━━━━━ Extrait ━━━━━
De 2 ans son aîné, Alexandre Marc lui promit de s’efforcer
d’aller un tout petit peu plus loin. Un tout petit pas, mais
dans la bonne direction, celle qui les a tous deux éclairés,
inspirés et patiemment guidés… vers une lumière qui ne
s’éteint jamais.

On reconnaît dans cette ultime confidence le pessimisme
« actif » de Rougemont qui, vu les circonstances, reportait
tout espoir sur l’action de son compagnon fédéraliste intégral
et de leurs disciples.

Où en est l’écologie en Europe ?

Certes depuis plus de 30 ans, des ministères de la qualité de
la vie ont été créés dans la plupart des Etats européens, et
suivis de ministères de l’environnement puis de l’écologie.
Les partis écologistes sont aujourd’hui présents dans les
assemblées communales, régionales, nationales et au
Parlement européen, voire dans les gouvernements
nationaux. Les candidats des partis traditionnels, à la veille
des élections, acceptent de signer des engagements
écologiques. Des sommets mondiaux sont consacrés à
l’environnement. De plus en plus, la législation de l’Union
européenne s’inscrit dans la perspective du « développement
soutenable », formule que Rougemont aurait peut-être
qualifiée -bien que, depuis qu’il n’est plus là, personne n’ait
le droit de s’ériger en son porte-parole- de « cercle carré »
car encore comprise par la classe politico-économique
comme « croissance durable »… alors que les ressources de
la planète ne sont pas infinies.

Sans doute Rougemont, qui avait mis beaucoup d’espoir
dans la mobilisation des citoyens et notamment des jeunes
pour défendre les agressions de la société contre
l’environnement, déchanterait-il aujourd’hui devant les
rapports alarmistes sur les conséquences du changement
climatique, que désormais plus aucun expert indépendant ne
conteste, et qui risque de devenir synonyme de crise
écologique globale, si rien ou trop peu est fait pour en
attaquer les causes. Sans doute aurait-il aussi dénoncé
l’aveuglement des gouvernements face au réchauffement de
la planète et rejeté à la fois leurs projets de relance de
l’énergie nucléaire. Fidèle à son attitude de pessimiste actif,
il aurait réuni un grand nombre de personnalités du monde
des sciences et la culture pour appeler à des solutions mondiales à ce problème global. Etant conscient des limites
des institutions internationales dues à l’inefficacité de
négociations intergouvernementales, il aurait misé en dernier
recours sur un sursaut des citoyens élargissant ainsi à la
planète toute entière sa formule « Le civisme commence au
respect des forêts ».
━━━━━ Extraits de données ━━━━━
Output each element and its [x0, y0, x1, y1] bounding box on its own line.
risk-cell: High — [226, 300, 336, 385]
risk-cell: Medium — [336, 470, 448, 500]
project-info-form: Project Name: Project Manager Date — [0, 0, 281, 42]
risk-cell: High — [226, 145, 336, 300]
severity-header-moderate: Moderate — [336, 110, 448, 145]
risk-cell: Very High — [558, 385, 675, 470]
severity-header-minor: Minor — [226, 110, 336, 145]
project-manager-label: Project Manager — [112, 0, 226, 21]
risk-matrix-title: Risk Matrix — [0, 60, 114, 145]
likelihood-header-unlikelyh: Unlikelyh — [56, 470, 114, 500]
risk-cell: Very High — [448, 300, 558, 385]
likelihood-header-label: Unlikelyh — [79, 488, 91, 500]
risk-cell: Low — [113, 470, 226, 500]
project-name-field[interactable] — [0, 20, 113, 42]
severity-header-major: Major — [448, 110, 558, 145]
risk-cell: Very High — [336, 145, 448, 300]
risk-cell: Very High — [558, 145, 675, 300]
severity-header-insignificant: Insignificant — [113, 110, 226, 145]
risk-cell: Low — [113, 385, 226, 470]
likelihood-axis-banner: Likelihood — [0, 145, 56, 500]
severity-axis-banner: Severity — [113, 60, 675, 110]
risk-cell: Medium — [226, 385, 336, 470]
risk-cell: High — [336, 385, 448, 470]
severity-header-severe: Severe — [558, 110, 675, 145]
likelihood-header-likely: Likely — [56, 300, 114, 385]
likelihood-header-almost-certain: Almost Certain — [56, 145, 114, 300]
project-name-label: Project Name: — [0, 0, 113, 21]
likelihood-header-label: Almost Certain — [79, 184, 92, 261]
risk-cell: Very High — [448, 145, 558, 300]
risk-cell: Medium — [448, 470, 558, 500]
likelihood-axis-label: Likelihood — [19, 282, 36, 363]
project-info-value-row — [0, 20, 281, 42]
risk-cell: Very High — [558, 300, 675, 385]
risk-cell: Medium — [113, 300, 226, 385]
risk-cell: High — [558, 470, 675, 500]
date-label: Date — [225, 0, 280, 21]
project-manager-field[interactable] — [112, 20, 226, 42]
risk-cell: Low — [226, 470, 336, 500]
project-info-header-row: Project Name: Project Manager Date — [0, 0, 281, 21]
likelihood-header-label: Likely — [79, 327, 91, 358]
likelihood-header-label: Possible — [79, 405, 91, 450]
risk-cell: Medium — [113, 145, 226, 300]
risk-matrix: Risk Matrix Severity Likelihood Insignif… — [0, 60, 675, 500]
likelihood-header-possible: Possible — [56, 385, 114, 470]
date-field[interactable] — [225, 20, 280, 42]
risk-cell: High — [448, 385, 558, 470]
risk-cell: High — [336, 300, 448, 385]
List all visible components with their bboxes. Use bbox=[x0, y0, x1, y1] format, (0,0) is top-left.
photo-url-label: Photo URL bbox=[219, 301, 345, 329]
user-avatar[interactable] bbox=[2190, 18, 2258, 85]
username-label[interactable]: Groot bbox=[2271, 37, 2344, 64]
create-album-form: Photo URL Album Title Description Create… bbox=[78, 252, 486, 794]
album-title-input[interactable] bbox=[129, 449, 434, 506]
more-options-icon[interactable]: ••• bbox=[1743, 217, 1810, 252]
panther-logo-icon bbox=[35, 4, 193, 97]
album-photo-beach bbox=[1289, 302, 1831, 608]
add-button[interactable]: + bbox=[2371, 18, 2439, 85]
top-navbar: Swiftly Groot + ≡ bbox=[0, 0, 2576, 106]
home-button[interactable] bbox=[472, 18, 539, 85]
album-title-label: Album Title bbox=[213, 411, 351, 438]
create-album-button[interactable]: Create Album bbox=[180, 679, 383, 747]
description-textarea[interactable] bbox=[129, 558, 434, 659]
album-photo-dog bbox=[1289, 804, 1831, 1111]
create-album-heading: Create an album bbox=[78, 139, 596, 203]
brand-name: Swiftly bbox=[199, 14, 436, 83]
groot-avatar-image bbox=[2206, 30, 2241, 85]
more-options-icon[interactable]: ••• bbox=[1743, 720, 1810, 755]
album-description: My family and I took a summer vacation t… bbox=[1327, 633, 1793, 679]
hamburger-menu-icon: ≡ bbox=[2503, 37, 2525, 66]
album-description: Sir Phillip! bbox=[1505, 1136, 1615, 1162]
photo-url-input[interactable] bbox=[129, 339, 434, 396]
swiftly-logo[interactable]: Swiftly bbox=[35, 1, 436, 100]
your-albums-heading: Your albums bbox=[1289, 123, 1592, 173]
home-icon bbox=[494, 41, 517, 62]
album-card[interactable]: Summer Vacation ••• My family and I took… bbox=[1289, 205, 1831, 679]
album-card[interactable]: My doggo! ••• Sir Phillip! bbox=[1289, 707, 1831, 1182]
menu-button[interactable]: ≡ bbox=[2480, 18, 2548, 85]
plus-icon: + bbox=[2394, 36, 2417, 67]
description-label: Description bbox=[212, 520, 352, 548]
━━━━━
* Consignes *
a: Dans l'extrait sur Rougemont et l'écologie, relevez les types de ministères qui, selon le texte, ont été créés dans la plupart des États européens depuis plus de 30 ans.
b: Reprenez l'extrait sur Rougemont et l'écologie à la suite de sa dernière phrase.

* Réponses *
a:
Ministères de la qualité de la vie
Ministères de l'environnement
Ministères de l'écologie

b:
Et les régions ?

Les dernières décennies ont vu se développer le régionalisme
sous des formes diverses dans de nombreux pays européens :
non seulement dans les pays d’Europe centrale et orientale
après la chute du totalitarisme qualifié de « centralisme
démocratique », mais aussi dans des Etats unitaires
récalcitrants à toute idée de fédéralisme, comme au
Royaume-Uni (Ecosse, Pays-de-Galles), ou encore dans des
pays déjà régionalisés où l’approfondissement progressif du
processus se rapproche des systèmes fédéralistes, comme en
Espagne.

Par ailleurs, les pouvoirs locaux et régionaux sont
maintenant institutionnalisés au sein de l’Union européenne
par la création d’un organe consultatif, le Comité des
régions.

Certes, nous sommes encore loin d’un Sénat des régions
d’Europe dont rêvait Rougemont. Mais les régions des Etats
fédéraux membres de l’Union européenne, comme
l’Allemagne et la Belgique, participent au processus
législatif européen par un mode de représentation propre au
sein du Conseil des Ministres.

De plus, dans un nombre croissant d’Etats membres, les
Députés européens sont élus sur des listes régionales et non
sur une liste nationale ; c’est maintenant le cas en France !
La coopération interrégionale ou transfrontalière fait l’objet
de programmes spécifiques.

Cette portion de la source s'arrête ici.